[Begin]

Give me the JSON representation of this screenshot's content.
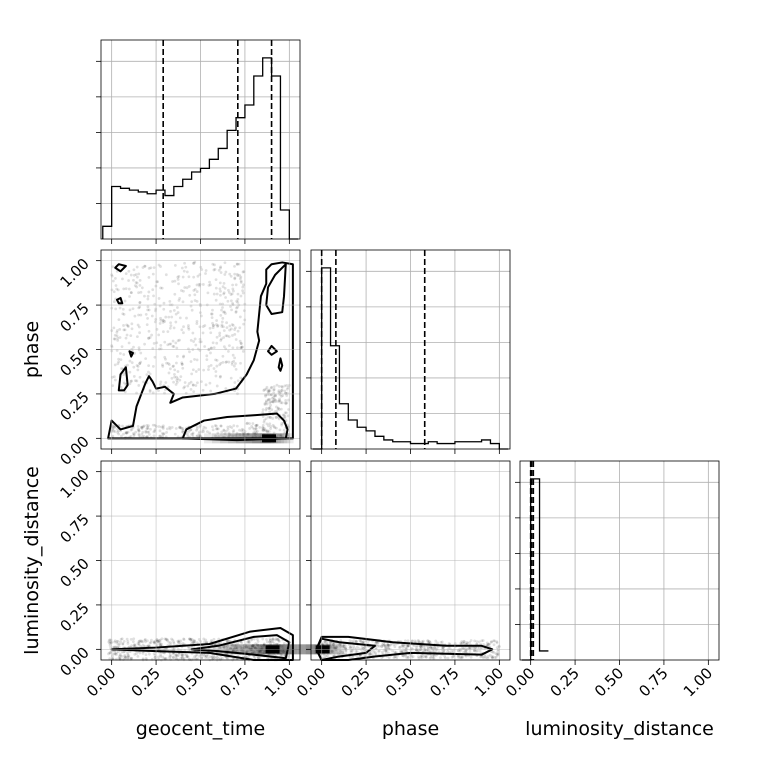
{
  "chart_data": {
    "type": "corner",
    "parameters": [
      "geocent_time",
      "phase",
      "luminosity_distance"
    ],
    "axes": {
      "geocent_time": {
        "label": "geocent_time",
        "range": [
          -0.06,
          1.06
        ],
        "ticks": [
          0.0,
          0.25,
          0.5,
          0.75,
          1.0
        ],
        "tick_labels": [
          "0.00",
          "0.25",
          "0.50",
          "0.75",
          "1.00"
        ]
      },
      "phase": {
        "label": "phase",
        "range": [
          -0.06,
          1.06
        ],
        "ticks": [
          0.0,
          0.25,
          0.5,
          0.75,
          1.0
        ],
        "tick_labels": [
          "0.00",
          "0.25",
          "0.50",
          "0.75",
          "1.00"
        ]
      },
      "luminosity_distance": {
        "label": "luminosity_distance",
        "range": [
          -0.06,
          1.06
        ],
        "ticks": [
          0.0,
          0.25,
          0.5,
          0.75,
          1.0
        ],
        "tick_labels": [
          "0.00",
          "0.25",
          "0.50",
          "0.75",
          "1.00"
        ]
      }
    },
    "histograms": [
      {
        "parameter": "geocent_time",
        "bin_edges": [
          -0.05,
          0.0,
          0.05,
          0.1,
          0.15,
          0.2,
          0.25,
          0.3,
          0.35,
          0.4,
          0.45,
          0.5,
          0.55,
          0.6,
          0.65,
          0.7,
          0.75,
          0.8,
          0.85,
          0.9,
          0.95,
          1.0,
          1.05
        ],
        "counts": [
          0.07,
          0.29,
          0.28,
          0.27,
          0.26,
          0.25,
          0.27,
          0.24,
          0.29,
          0.33,
          0.37,
          0.39,
          0.44,
          0.5,
          0.6,
          0.67,
          0.74,
          0.9,
          1.0,
          0.9,
          0.16,
          0.0
        ],
        "quantiles": [
          0.29,
          0.71,
          0.9
        ]
      },
      {
        "parameter": "phase",
        "bin_edges": [
          -0.05,
          0.0,
          0.05,
          0.1,
          0.15,
          0.2,
          0.25,
          0.3,
          0.35,
          0.4,
          0.45,
          0.5,
          0.55,
          0.6,
          0.65,
          0.7,
          0.75,
          0.8,
          0.85,
          0.9,
          0.95,
          1.0,
          1.05
        ],
        "counts": [
          0.0,
          1.0,
          0.57,
          0.25,
          0.16,
          0.12,
          0.1,
          0.07,
          0.05,
          0.04,
          0.04,
          0.03,
          0.03,
          0.04,
          0.03,
          0.03,
          0.04,
          0.04,
          0.04,
          0.05,
          0.03,
          0.0
        ],
        "quantiles": [
          0.0,
          0.08,
          0.58
        ]
      },
      {
        "parameter": "luminosity_distance",
        "bin_edges": [
          -0.05,
          0.0,
          0.05,
          0.1
        ],
        "counts": [
          0.0,
          1.0,
          0.05
        ],
        "quantiles": [
          0.0,
          0.005,
          0.015
        ]
      }
    ],
    "contour_panels": [
      {
        "x": "geocent_time",
        "y": "phase",
        "contours": [
          [
            [
              0.92,
              0.92
            ],
            [
              0.88,
              0.85
            ],
            [
              0.87,
              0.75
            ],
            [
              0.9,
              0.7
            ],
            [
              0.96,
              0.71
            ],
            [
              0.97,
              0.8
            ],
            [
              0.98,
              0.98
            ],
            [
              0.92,
              0.92
            ]
          ],
          [
            [
              -0.02,
              0.0
            ],
            [
              0.0,
              0.1
            ],
            [
              0.05,
              0.05
            ],
            [
              0.12,
              0.07
            ],
            [
              0.14,
              0.18
            ],
            [
              0.19,
              0.31
            ],
            [
              0.21,
              0.35
            ],
            [
              0.23,
              0.32
            ],
            [
              0.25,
              0.28
            ],
            [
              0.3,
              0.29
            ],
            [
              0.35,
              0.25
            ],
            [
              0.33,
              0.2
            ],
            [
              0.4,
              0.23
            ],
            [
              0.58,
              0.25
            ],
            [
              0.7,
              0.28
            ],
            [
              0.76,
              0.36
            ],
            [
              0.8,
              0.44
            ],
            [
              0.83,
              0.55
            ],
            [
              0.82,
              0.6
            ],
            [
              0.84,
              0.8
            ],
            [
              0.87,
              0.87
            ],
            [
              0.87,
              0.95
            ],
            [
              0.9,
              0.98
            ],
            [
              0.96,
              0.99
            ],
            [
              1.02,
              0.98
            ],
            [
              1.02,
              0.0
            ],
            [
              -0.02,
              0.0
            ]
          ],
          [
            [
              0.4,
              0.0
            ],
            [
              0.42,
              0.05
            ],
            [
              0.52,
              0.1
            ],
            [
              0.65,
              0.12
            ],
            [
              0.8,
              0.13
            ],
            [
              0.93,
              0.14
            ],
            [
              0.97,
              0.1
            ],
            [
              0.99,
              0.05
            ],
            [
              0.98,
              0.0
            ],
            [
              0.7,
              -0.01
            ],
            [
              0.4,
              0.0
            ]
          ],
          [
            [
              0.02,
              0.96
            ],
            [
              0.04,
              0.98
            ],
            [
              0.08,
              0.97
            ],
            [
              0.05,
              0.94
            ],
            [
              0.02,
              0.96
            ]
          ],
          [
            [
              0.03,
              0.78
            ],
            [
              0.05,
              0.79
            ],
            [
              0.06,
              0.76
            ],
            [
              0.04,
              0.76
            ],
            [
              0.03,
              0.78
            ]
          ],
          [
            [
              0.1,
              0.49
            ],
            [
              0.12,
              0.48
            ],
            [
              0.11,
              0.46
            ],
            [
              0.1,
              0.49
            ]
          ],
          [
            [
              0.04,
              0.27
            ],
            [
              0.05,
              0.36
            ],
            [
              0.08,
              0.4
            ],
            [
              0.09,
              0.3
            ],
            [
              0.07,
              0.27
            ],
            [
              0.04,
              0.27
            ]
          ],
          [
            [
              0.88,
              0.49
            ],
            [
              0.9,
              0.52
            ],
            [
              0.93,
              0.49
            ],
            [
              0.9,
              0.47
            ],
            [
              0.88,
              0.49
            ]
          ],
          [
            [
              0.94,
              0.4
            ],
            [
              0.95,
              0.45
            ],
            [
              0.96,
              0.41
            ],
            [
              0.95,
              0.38
            ],
            [
              0.94,
              0.4
            ]
          ]
        ],
        "peak": [
          0.88,
          0.0
        ]
      },
      {
        "x": "geocent_time",
        "y": "luminosity_distance",
        "contours": [
          [
            [
              0.45,
              0.0
            ],
            [
              0.6,
              0.02
            ],
            [
              0.8,
              0.07
            ],
            [
              0.93,
              0.08
            ],
            [
              1.0,
              0.04
            ],
            [
              0.98,
              -0.05
            ],
            [
              0.8,
              -0.03
            ],
            [
              0.6,
              -0.01
            ],
            [
              0.45,
              0.0
            ]
          ],
          [
            [
              0.0,
              0.0
            ],
            [
              0.25,
              0.01
            ],
            [
              0.55,
              0.03
            ],
            [
              0.78,
              0.1
            ],
            [
              0.95,
              0.12
            ],
            [
              1.02,
              0.08
            ],
            [
              1.02,
              -0.06
            ],
            [
              0.8,
              -0.06
            ],
            [
              0.55,
              -0.02
            ],
            [
              0.25,
              -0.01
            ],
            [
              0.0,
              0.0
            ]
          ]
        ],
        "peak": [
          0.9,
          0.0
        ]
      },
      {
        "x": "phase",
        "y": "luminosity_distance",
        "contours": [
          [
            [
              -0.03,
              0.0
            ],
            [
              0.0,
              0.06
            ],
            [
              0.1,
              0.04
            ],
            [
              0.3,
              0.02
            ],
            [
              0.25,
              -0.02
            ],
            [
              0.1,
              -0.04
            ],
            [
              0.0,
              -0.06
            ],
            [
              -0.03,
              0.0
            ]
          ],
          [
            [
              -0.03,
              0.0
            ],
            [
              0.0,
              0.07
            ],
            [
              0.15,
              0.07
            ],
            [
              0.4,
              0.04
            ],
            [
              0.7,
              0.02
            ],
            [
              0.9,
              0.02
            ],
            [
              0.96,
              0.0
            ],
            [
              0.9,
              -0.03
            ],
            [
              0.5,
              -0.02
            ],
            [
              0.3,
              -0.04
            ],
            [
              0.15,
              -0.06
            ],
            [
              0.0,
              -0.06
            ],
            [
              -0.03,
              0.0
            ]
          ]
        ],
        "peak": [
          0.0,
          0.0
        ]
      }
    ],
    "grid": true
  }
}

[End]

Make a copy of each line that contains the string "phase".

      "phase",
      "phase": {
        "label": "phase",
        "parameter": "phase",
        "y": "phase",
        "x": "phase",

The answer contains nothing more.